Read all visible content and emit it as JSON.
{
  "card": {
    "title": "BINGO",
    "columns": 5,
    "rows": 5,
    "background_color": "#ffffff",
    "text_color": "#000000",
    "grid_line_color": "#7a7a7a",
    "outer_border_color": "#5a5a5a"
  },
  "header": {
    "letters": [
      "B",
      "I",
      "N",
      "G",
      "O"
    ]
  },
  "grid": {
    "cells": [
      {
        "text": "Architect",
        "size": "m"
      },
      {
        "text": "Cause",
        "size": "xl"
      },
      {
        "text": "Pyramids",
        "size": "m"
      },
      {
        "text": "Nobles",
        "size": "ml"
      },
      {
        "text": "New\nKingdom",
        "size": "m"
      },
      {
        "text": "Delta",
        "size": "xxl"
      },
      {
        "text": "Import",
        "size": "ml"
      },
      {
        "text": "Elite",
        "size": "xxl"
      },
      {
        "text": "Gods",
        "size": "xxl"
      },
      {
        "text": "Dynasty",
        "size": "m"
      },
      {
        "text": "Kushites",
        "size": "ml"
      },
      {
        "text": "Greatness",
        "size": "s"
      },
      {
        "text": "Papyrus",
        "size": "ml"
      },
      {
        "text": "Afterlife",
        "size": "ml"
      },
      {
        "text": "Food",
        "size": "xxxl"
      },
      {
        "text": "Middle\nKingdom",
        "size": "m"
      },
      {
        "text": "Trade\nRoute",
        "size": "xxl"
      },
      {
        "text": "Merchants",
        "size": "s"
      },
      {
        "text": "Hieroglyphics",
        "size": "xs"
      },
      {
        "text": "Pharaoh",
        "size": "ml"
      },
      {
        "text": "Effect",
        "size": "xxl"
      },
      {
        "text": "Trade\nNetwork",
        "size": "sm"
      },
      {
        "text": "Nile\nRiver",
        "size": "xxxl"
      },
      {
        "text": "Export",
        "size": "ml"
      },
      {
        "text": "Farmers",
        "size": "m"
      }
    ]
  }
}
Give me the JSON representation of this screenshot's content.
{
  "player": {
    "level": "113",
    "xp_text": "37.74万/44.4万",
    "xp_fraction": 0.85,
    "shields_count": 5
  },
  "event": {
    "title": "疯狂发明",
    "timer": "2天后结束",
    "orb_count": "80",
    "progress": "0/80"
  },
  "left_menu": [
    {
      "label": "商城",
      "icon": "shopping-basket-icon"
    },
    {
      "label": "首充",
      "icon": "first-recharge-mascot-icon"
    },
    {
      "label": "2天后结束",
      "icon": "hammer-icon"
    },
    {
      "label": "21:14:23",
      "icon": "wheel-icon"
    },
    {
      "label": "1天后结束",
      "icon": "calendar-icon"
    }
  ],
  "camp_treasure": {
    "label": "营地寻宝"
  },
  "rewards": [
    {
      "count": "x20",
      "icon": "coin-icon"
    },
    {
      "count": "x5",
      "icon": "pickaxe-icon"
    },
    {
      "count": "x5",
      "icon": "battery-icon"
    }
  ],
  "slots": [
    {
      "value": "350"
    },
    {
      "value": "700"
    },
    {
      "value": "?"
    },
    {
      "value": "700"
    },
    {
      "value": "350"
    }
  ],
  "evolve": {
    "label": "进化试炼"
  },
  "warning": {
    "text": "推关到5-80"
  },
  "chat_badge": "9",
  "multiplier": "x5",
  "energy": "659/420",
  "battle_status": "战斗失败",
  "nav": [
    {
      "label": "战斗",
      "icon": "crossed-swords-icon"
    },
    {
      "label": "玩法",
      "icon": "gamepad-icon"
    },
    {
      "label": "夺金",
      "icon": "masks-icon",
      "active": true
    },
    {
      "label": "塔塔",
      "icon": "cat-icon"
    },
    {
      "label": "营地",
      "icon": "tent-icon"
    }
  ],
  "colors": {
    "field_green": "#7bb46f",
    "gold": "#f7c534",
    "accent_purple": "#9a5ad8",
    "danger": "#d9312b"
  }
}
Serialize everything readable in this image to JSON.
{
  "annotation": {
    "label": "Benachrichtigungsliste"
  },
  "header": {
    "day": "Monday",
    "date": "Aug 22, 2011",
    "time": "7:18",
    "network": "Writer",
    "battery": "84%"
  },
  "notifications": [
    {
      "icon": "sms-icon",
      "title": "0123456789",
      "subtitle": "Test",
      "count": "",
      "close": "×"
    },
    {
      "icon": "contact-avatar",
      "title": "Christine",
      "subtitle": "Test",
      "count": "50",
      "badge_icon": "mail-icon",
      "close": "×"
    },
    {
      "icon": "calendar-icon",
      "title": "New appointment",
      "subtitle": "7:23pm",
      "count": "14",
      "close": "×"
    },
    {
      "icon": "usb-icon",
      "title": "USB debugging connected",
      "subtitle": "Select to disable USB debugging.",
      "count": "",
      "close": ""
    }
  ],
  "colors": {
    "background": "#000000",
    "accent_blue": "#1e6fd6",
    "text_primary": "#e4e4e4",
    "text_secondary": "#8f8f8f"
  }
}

---

What to produce>
Print out every record again, exactly and in full.

Task solution>
Read all visible content and emit it as JSON.
{
  "card": {
    "title": "BINGO",
    "columns": 5,
    "rows": 5,
    "background_color": "#ffffff",
    "text_color": "#000000",
    "grid_line_color": "#7a7a7a",
    "outer_border_color": "#5a5a5a"
  },
  "header": {
    "letters": [
      "B",
      "I",
      "N",
      "G",
      "O"
    ]
  },
  "grid": {
    "cells": [
      {
        "text": "Architect",
        "size": "m"
      },
      {
        "text": "Cause",
        "size": "xl"
      },
      {
        "text": "Pyramids",
        "size": "m"
      },
      {
        "text": "Nobles",
        "size": "ml"
      },
      {
        "text": "New\nKingdom",
        "size": "m"
      },
      {
        "text": "Delta",
        "size": "xxl"
      },
      {
        "text": "Import",
        "size": "ml"
      },
      {
        "text": "Elite",
        "size": "xxl"
      },
      {
        "text": "Gods",
        "size": "xxl"
      },
      {
        "text": "Dynasty",
        "size": "m"
      },
      {
        "text": "Kushites",
        "size": "ml"
      },
      {
        "text": "Greatness",
        "size": "s"
      },
      {
        "text": "Papyrus",
        "size": "ml"
      },
      {
        "text": "Afterlife",
        "size": "ml"
      },
      {
        "text": "Food",
        "size": "xxxl"
      },
      {
        "text": "Middle\nKingdom",
        "size": "m"
      },
      {
        "text": "Trade\nRoute",
        "size": "xxl"
      },
      {
        "text": "Merchants",
        "size": "s"
      },
      {
        "text": "Hieroglyphics",
        "size": "xs"
      },
      {
        "text": "Pharaoh",
        "size": "ml"
      },
      {
        "text": "Effect",
        "size": "xxl"
      },
      {
        "text": "Trade\nNetwork",
        "size": "sm"
      },
      {
        "text": "Nile\nRiver",
        "size": "xxxl"
      },
      {
        "text": "Export",
        "size": "ml"
      },
      {
        "text": "Farmers",
        "size": "m"
      }
    ]
  }
}
Give me the JSON representation of this screenshot's content.
{
  "player": {
    "level": "113",
    "xp_text": "37.74万/44.4万",
    "xp_fraction": 0.85,
    "shields_count": 5
  },
  "event": {
    "title": "疯狂发明",
    "timer": "2天后结束",
    "orb_count": "80",
    "progress": "0/80"
  },
  "left_menu": [
    {
      "label": "商城",
      "icon": "shopping-basket-icon"
    },
    {
      "label": "首充",
      "icon": "first-recharge-mascot-icon"
    },
    {
      "label": "2天后结束",
      "icon": "hammer-icon"
    },
    {
      "label": "21:14:23",
      "icon": "wheel-icon"
    },
    {
      "label": "1天后结束",
      "icon": "calendar-icon"
    }
  ],
  "camp_treasure": {
    "label": "营地寻宝"
  },
  "rewards": [
    {
      "count": "x20",
      "icon": "coin-icon"
    },
    {
      "count": "x5",
      "icon": "pickaxe-icon"
    },
    {
      "count": "x5",
      "icon": "battery-icon"
    }
  ],
  "slots": [
    {
      "value": "350"
    },
    {
      "value": "700"
    },
    {
      "value": "?"
    },
    {
      "value": "700"
    },
    {
      "value": "350"
    }
  ],
  "evolve": {
    "label": "进化试炼"
  },
  "warning": {
    "text": "推关到5-80"
  },
  "chat_badge": "9",
  "multiplier": "x5",
  "energy": "659/420",
  "battle_status": "战斗失败",
  "nav": [
    {
      "label": "战斗",
      "icon": "crossed-swords-icon"
    },
    {
      "label": "玩法",
      "icon": "gamepad-icon"
    },
    {
      "label": "夺金",
      "icon": "masks-icon",
      "active": true
    },
    {
      "label": "塔塔",
      "icon": "cat-icon"
    },
    {
      "label": "营地",
      "icon": "tent-icon"
    }
  ],
  "colors": {
    "field_green": "#7bb46f",
    "gold": "#f7c534",
    "accent_purple": "#9a5ad8",
    "danger": "#d9312b"
  }
}
Serialize everything readable in this image to JSON.
{
  "annotation": {
    "label": "Benachrichtigungsliste"
  },
  "header": {
    "day": "Monday",
    "date": "Aug 22, 2011",
    "time": "7:18",
    "network": "Writer",
    "battery": "84%"
  },
  "notifications": [
    {
      "icon": "sms-icon",
      "title": "0123456789",
      "subtitle": "Test",
      "count": "",
      "close": "×"
    },
    {
      "icon": "contact-avatar",
      "title": "Christine",
      "subtitle": "Test",
      "count": "50",
      "badge_icon": "mail-icon",
      "close": "×"
    },
    {
      "icon": "calendar-icon",
      "title": "New appointment",
      "subtitle": "7:23pm",
      "count": "14",
      "close": "×"
    },
    {
      "icon": "usb-icon",
      "title": "USB debugging connected",
      "subtitle": "Select to disable USB debugging.",
      "count": "",
      "close": ""
    }
  ],
  "colors": {
    "background": "#000000",
    "accent_blue": "#1e6fd6",
    "text_primary": "#e4e4e4",
    "text_secondary": "#8f8f8f"
  }
}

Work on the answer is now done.